§ AIM:
State only how many lines below include the string "Phase".

┏━━

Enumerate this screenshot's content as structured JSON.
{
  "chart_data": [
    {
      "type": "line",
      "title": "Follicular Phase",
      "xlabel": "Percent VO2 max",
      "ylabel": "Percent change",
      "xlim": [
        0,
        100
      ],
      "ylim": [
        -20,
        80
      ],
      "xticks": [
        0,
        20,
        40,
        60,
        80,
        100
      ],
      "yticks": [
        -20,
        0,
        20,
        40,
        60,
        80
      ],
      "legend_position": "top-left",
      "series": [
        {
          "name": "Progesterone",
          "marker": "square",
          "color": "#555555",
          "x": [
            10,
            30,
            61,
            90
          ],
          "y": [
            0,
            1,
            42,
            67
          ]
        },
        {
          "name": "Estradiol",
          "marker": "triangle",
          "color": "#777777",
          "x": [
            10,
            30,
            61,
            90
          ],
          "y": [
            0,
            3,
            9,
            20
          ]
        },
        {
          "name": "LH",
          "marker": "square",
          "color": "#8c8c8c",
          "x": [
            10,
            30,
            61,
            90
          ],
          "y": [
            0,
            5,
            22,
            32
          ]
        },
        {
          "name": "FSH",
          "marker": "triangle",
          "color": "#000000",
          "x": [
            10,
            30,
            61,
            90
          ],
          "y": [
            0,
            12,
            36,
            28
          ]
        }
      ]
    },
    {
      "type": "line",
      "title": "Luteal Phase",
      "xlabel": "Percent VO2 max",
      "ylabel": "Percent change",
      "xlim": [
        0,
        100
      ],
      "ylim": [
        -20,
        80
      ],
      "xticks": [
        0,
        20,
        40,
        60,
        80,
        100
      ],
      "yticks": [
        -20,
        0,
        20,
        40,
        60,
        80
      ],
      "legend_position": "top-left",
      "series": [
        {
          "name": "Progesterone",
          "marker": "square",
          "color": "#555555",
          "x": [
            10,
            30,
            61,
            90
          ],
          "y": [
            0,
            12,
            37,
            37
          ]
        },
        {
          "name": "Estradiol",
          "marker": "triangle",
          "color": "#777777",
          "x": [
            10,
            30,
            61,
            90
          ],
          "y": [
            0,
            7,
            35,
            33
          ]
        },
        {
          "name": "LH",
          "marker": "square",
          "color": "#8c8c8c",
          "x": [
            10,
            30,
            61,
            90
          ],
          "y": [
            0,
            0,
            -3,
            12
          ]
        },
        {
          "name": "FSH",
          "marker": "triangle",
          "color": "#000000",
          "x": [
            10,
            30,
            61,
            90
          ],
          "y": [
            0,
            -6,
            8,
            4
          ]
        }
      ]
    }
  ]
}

┗━━

§ OUTPUT OF THE TASK:
2